* BEGIN RECORDS PROVIDED *
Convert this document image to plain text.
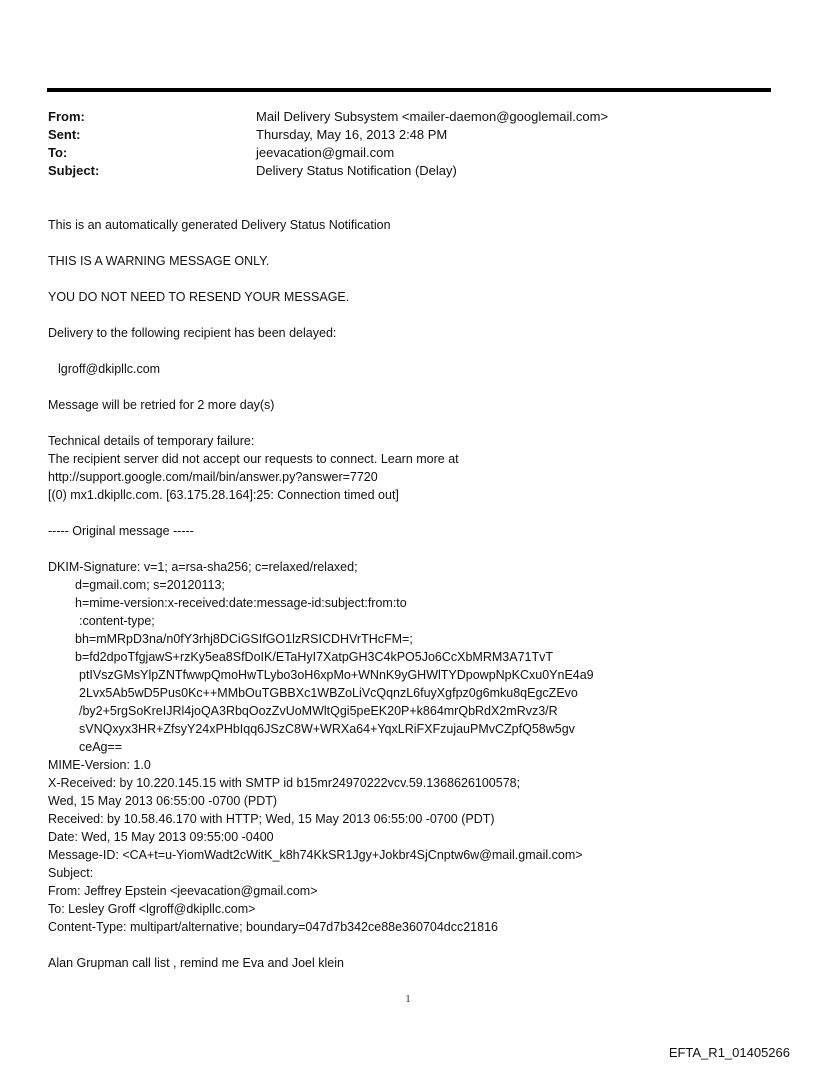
From:	Mail Delivery Subsystem <mailer-daemon@googlemail.com>
Sent:	Thursday, May 16, 2013 2:48 PM
To:	jeevacation@gmail.com
Subject:	Delivery Status Notification (Delay)
This is an automatically generated Delivery Status Notification
THIS IS A WARNING MESSAGE ONLY.
YOU DO NOT NEED TO RESEND YOUR MESSAGE.
Delivery to the following recipient has been delayed:
lgroff@dkipllc.com
Message will be retried for 2 more day(s)
Technical details of temporary failure:
The recipient server did not accept our requests to connect. Learn more at
http://support.google.com/mail/bin/answer.py?answer=7720
[(0) mx1.dkipllc.com. [63.175.28.164]:25: Connection timed out]
----- Original message -----
DKIM-Signature: v=1; a=rsa-sha256; c=relaxed/relaxed;
d=gmail.com; s=20120113;
h=mime-version:x-received:date:message-id:subject:from:to
:content-type;
bh=mMRpD3na/n0fY3rhj8DCiGSIfGO1lzRSICDHVrTHcFM=;
b=fd2dpoTfgjawS+rzKy5ea8SfDoIK/ETaHyI7XatpGH3C4kPO5Jo6CcXbMRM3A71TvT
ptIVszGMsYlpZNTfwwpQmoHwTLybo3oH6xpMo+WNnK9yGHWlTYDpowpNpKCxu0YnE4a9
2Lvx5Ab5wD5Pus0Kc++MMbOuTGBBXc1WBZoLiVcQqnzL6fuyXgfpz0g6mku8qEgcZEvo
/by2+5rgSoKreIJRl4joQA3RbqOozZvUoMWltQgi5peEK20P+k864mrQbRdX2mRvz3/R
sVNQxyx3HR+ZfsyY24xPHbIqq6JSzC8W+WRXa64+YqxLRiFXFzujauPMvCZpfQ58w5gv
ceAg==
MIME-Version: 1.0
X-Received: by 10.220.145.15 with SMTP id b15mr24970222vcv.59.1368626100578;
Wed, 15 May 2013 06:55:00 -0700 (PDT)
Received: by 10.58.46.170 with HTTP; Wed, 15 May 2013 06:55:00 -0700 (PDT)
Date: Wed, 15 May 2013 09:55:00 -0400
Message-ID: <CA+t=u-YiomWadt2cWitK_k8h74KkSR1Jgy+Jokbr4SjCnptw6w@mail.gmail.com>
Subject:
From: Jeffrey Epstein <jeevacation@gmail.com>
To: Lesley Groff <lgroff@dkipllc.com>
Content-Type: multipart/alternative; boundary=047d7b342ce88e360704dcc21816
Alan Grupman call list , remind me Eva and Joel klein
1
EFTA_R1_01405266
* END RECORDS PROVIDED *
§ **WHAT YOU WILL DO**
Excluding the pictures, reproduce every entry exactly as given.

§ **COMPLETE RESPONSE**
Convert this document image to plain text.
From:	Mail Delivery Subsystem <mailer-daemon@googlemail.com>
Sent:	Thursday, May 16, 2013 2:48 PM
To:	jeevacation@gmail.com
Subject:	Delivery Status Notification (Delay)
This is an automatically generated Delivery Status Notification
THIS IS A WARNING MESSAGE ONLY.
YOU DO NOT NEED TO RESEND YOUR MESSAGE.
Delivery to the following recipient has been delayed:
lgroff@dkipllc.com
Message will be retried for 2 more day(s)
Technical details of temporary failure:
The recipient server did not accept our requests to connect. Learn more at
http://support.google.com/mail/bin/answer.py?answer=7720
[(0) mx1.dkipllc.com. [63.175.28.164]:25: Connection timed out]
----- Original message -----
DKIM-Signature: v=1; a=rsa-sha256; c=relaxed/relaxed;
d=gmail.com; s=20120113;
h=mime-version:x-received:date:message-id:subject:from:to
:content-type;
bh=mMRpD3na/n0fY3rhj8DCiGSIfGO1lzRSICDHVrTHcFM=;
b=fd2dpoTfgjawS+rzKy5ea8SfDoIK/ETaHyI7XatpGH3C4kPO5Jo6CcXbMRM3A71TvT
ptIVszGMsYlpZNTfwwpQmoHwTLybo3oH6xpMo+WNnK9yGHWlTYDpowpNpKCxu0YnE4a9
2Lvx5Ab5wD5Pus0Kc++MMbOuTGBBXc1WBZoLiVcQqnzL6fuyXgfpz0g6mku8qEgcZEvo
/by2+5rgSoKreIJRl4joQA3RbqOozZvUoMWltQgi5peEK20P+k864mrQbRdX2mRvz3/R
sVNQxyx3HR+ZfsyY24xPHbIqq6JSzC8W+WRXa64+YqxLRiFXFzujauPMvCZpfQ58w5gv
ceAg==
MIME-Version: 1.0
X-Received: by 10.220.145.15 with SMTP id b15mr24970222vcv.59.1368626100578;
Wed, 15 May 2013 06:55:00 -0700 (PDT)
Received: by 10.58.46.170 with HTTP; Wed, 15 May 2013 06:55:00 -0700 (PDT)
Date: Wed, 15 May 2013 09:55:00 -0400
Message-ID: <CA+t=u-YiomWadt2cWitK_k8h74KkSR1Jgy+Jokbr4SjCnptw6w@mail.gmail.com>
Subject:
From: Jeffrey Epstein <jeevacation@gmail.com>
To: Lesley Groff <lgroff@dkipllc.com>
Content-Type: multipart/alternative; boundary=047d7b342ce88e360704dcc21816
Alan Grupman call list , remind me Eva and Joel klein
1
EFTA_R1_01405266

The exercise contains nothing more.